» TASK DESCRIPTION:
Print out the material that follows word for word.
•••••
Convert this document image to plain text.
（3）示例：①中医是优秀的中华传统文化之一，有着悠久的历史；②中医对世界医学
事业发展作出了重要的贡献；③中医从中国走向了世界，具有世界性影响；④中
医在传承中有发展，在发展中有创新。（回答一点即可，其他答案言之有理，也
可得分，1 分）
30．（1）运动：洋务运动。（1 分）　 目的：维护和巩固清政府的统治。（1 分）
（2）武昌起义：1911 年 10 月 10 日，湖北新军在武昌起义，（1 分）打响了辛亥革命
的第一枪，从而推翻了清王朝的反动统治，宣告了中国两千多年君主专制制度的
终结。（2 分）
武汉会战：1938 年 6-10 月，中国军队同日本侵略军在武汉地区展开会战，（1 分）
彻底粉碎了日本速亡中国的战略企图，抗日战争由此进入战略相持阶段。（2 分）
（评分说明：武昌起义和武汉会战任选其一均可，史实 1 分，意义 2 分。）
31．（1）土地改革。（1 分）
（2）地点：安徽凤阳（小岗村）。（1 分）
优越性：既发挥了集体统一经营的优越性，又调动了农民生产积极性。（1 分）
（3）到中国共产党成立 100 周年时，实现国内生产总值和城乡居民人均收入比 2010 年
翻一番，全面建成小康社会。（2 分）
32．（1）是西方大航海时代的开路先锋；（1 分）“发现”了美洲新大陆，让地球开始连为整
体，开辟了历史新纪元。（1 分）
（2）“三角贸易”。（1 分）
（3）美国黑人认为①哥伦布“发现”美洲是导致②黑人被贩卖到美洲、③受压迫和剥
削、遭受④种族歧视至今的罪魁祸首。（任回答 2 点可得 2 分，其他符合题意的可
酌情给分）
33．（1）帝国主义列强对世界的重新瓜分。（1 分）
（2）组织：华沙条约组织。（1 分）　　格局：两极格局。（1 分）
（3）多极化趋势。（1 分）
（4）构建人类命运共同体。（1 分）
•••••
» EXERCISE SOLUTION:
Convert this document image to plain text.
（3）示例：①中医是优秀的中华传统文化之一，有着悠久的历史；②中医对世界医学
事业发展作出了重要的贡献；③中医从中国走向了世界，具有世界性影响；④中
医在传承中有发展，在发展中有创新。（回答一点即可，其他答案言之有理，也
可得分，1 分）
30．（1）运动：洋务运动。（1 分）　 目的：维护和巩固清政府的统治。（1 分）
（2）武昌起义：1911 年 10 月 10 日，湖北新军在武昌起义，（1 分）打响了辛亥革命
的第一枪，从而推翻了清王朝的反动统治，宣告了中国两千多年君主专制制度的
终结。（2 分）
武汉会战：1938 年 6-10 月，中国军队同日本侵略军在武汉地区展开会战，（1 分）
彻底粉碎了日本速亡中国的战略企图，抗日战争由此进入战略相持阶段。（2 分）
（评分说明：武昌起义和武汉会战任选其一均可，史实 1 分，意义 2 分。）
31．（1）土地改革。（1 分）
（2）地点：安徽凤阳（小岗村）。（1 分）
优越性：既发挥了集体统一经营的优越性，又调动了农民生产积极性。（1 分）
（3）到中国共产党成立 100 周年时，实现国内生产总值和城乡居民人均收入比 2010 年
翻一番，全面建成小康社会。（2 分）
32．（1）是西方大航海时代的开路先锋；（1 分）“发现”了美洲新大陆，让地球开始连为整
体，开辟了历史新纪元。（1 分）
（2）“三角贸易”。（1 分）
（3）美国黑人认为①哥伦布“发现”美洲是导致②黑人被贩卖到美洲、③受压迫和剥
削、遭受④种族歧视至今的罪魁祸首。（任回答 2 点可得 2 分，其他符合题意的可
酌情给分）
33．（1）帝国主义列强对世界的重新瓜分。（1 分）
（2）组织：华沙条约组织。（1 分）　　格局：两极格局。（1 分）
（3）多极化趋势。（1 分）
（4）构建人类命运共同体。（1 分）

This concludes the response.